[Layout annotation data]
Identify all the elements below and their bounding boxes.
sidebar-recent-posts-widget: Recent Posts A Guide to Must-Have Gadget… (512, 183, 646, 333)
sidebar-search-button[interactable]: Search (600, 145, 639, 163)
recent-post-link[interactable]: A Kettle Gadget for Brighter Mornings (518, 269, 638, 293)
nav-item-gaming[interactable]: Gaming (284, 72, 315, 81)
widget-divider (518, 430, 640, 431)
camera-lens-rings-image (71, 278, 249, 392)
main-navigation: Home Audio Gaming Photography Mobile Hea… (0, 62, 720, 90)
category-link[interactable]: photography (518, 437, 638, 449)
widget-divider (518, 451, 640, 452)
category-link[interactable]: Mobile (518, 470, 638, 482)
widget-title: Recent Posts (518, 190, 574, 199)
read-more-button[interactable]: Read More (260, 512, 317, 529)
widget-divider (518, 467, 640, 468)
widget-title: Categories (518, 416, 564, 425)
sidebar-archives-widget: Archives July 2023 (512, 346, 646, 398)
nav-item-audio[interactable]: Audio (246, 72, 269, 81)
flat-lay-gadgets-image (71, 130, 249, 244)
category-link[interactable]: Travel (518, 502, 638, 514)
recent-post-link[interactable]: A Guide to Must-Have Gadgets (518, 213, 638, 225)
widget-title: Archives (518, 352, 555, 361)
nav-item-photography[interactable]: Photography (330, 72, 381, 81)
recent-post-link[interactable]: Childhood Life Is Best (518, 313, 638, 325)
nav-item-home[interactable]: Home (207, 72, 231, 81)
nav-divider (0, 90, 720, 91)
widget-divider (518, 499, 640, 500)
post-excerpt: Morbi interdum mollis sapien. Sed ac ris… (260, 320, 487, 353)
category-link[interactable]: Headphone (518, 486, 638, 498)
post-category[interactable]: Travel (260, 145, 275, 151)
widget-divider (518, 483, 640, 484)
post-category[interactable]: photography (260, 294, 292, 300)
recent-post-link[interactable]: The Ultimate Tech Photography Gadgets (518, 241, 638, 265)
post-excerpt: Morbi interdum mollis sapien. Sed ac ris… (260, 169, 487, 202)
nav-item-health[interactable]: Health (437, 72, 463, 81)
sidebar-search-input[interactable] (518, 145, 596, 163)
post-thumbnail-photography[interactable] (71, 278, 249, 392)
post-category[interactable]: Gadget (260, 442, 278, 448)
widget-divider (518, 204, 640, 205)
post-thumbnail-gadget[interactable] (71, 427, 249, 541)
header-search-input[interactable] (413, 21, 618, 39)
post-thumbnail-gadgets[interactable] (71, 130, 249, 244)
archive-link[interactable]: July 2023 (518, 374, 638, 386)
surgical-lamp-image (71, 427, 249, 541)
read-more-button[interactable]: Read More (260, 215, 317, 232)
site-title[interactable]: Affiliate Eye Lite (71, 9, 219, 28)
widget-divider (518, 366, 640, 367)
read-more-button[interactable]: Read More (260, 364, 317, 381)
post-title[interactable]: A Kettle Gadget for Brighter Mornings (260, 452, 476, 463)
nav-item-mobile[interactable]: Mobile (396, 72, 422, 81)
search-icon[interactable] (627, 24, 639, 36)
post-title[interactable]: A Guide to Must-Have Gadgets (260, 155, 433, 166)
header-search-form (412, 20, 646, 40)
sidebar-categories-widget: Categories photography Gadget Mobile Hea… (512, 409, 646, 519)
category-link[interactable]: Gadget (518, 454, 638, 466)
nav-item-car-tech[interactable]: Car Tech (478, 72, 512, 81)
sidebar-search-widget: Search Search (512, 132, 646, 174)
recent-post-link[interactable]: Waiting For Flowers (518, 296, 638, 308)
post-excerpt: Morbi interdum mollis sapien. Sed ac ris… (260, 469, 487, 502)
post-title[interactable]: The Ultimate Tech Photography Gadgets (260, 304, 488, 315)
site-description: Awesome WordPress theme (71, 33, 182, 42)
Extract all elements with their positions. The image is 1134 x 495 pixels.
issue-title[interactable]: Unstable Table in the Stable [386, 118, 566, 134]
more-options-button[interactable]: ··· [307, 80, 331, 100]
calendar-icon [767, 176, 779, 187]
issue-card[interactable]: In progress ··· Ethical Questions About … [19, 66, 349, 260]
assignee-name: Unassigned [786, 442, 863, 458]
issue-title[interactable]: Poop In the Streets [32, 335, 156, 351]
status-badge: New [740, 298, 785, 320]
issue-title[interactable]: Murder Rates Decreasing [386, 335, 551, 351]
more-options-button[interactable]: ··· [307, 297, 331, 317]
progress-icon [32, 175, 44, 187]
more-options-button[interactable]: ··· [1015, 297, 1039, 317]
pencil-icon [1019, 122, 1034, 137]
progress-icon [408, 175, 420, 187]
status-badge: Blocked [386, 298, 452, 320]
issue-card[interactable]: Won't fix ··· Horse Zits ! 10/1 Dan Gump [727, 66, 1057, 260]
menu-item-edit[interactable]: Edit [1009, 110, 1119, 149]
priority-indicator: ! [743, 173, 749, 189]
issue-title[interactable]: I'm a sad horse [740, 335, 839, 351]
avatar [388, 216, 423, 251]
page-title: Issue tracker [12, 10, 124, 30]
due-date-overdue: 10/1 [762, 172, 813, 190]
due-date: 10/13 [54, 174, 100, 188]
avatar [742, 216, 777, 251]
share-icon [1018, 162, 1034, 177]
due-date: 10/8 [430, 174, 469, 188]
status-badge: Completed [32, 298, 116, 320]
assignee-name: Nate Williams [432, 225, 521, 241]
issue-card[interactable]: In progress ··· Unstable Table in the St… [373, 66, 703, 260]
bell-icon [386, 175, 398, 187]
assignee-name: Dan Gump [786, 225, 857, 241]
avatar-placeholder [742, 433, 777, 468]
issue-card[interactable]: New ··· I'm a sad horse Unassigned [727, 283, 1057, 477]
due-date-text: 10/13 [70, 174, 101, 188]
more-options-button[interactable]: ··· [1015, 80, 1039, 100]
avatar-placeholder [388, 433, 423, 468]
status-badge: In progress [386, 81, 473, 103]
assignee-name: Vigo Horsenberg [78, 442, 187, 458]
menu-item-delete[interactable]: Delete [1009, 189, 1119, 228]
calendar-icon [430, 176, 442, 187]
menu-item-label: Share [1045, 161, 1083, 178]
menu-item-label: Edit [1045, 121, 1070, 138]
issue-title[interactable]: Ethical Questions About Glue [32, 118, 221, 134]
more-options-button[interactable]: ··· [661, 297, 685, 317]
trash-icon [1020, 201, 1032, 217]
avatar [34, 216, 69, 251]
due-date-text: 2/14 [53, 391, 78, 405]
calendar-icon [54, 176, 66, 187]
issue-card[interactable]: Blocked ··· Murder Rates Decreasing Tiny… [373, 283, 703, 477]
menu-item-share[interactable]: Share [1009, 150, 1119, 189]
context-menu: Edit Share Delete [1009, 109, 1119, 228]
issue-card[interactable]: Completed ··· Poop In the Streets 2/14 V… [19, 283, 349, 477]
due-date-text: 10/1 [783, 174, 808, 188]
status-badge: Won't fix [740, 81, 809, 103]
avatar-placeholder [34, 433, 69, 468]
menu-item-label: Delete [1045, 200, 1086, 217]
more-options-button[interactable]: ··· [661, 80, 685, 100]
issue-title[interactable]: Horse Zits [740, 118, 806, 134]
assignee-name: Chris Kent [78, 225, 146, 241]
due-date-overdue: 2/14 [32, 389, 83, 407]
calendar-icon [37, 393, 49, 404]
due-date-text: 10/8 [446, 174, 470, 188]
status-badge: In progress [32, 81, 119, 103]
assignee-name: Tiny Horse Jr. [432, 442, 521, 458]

• _DIRECTIONS_:
Please give the listing lines as a JSON list of strings, one string per line and no blank lines, starting with the first line of the listing and going on through the line containing "sidebar-archives-widget: Archives July".

• _FINISHED EXERCISE_:
[
  "Identify all the elements below and their bounding boxes.",
  "sidebar-recent-posts-widget: Recent Posts A Guide to Must-Have Gadget… (512, 183, 646, 333)",
  "sidebar-search-button[interactable]: Search (600, 145, 639, 163)",
  "recent-post-link[interactable]: A Kettle Gadget for Brighter Mornings (518, 269, 638, 293)",
  "nav-item-gaming[interactable]: Gaming (284, 72, 315, 81)",
  "widget-divider (518, 430, 640, 431)",
  "camera-lens-rings-image (71, 278, 249, 392)",
  "main-navigation: Home Audio Gaming Photography Mobile Hea… (0, 62, 720, 90)",
  "category-link[interactable]: photography (518, 437, 638, 449)",
  "widget-divider (518, 451, 640, 452)",
  "category-link[interactable]: Mobile (518, 470, 638, 482)",
  "widget-title: Recent Posts (518, 190, 574, 199)",
  "read-more-button[interactable]: Read More (260, 512, 317, 529)",
  "widget-divider (518, 467, 640, 468)",
  "widget-title: Categories (518, 416, 564, 425)",
  "sidebar-archives-widget: Archives July 2023 (512, 346, 646, 398)"
]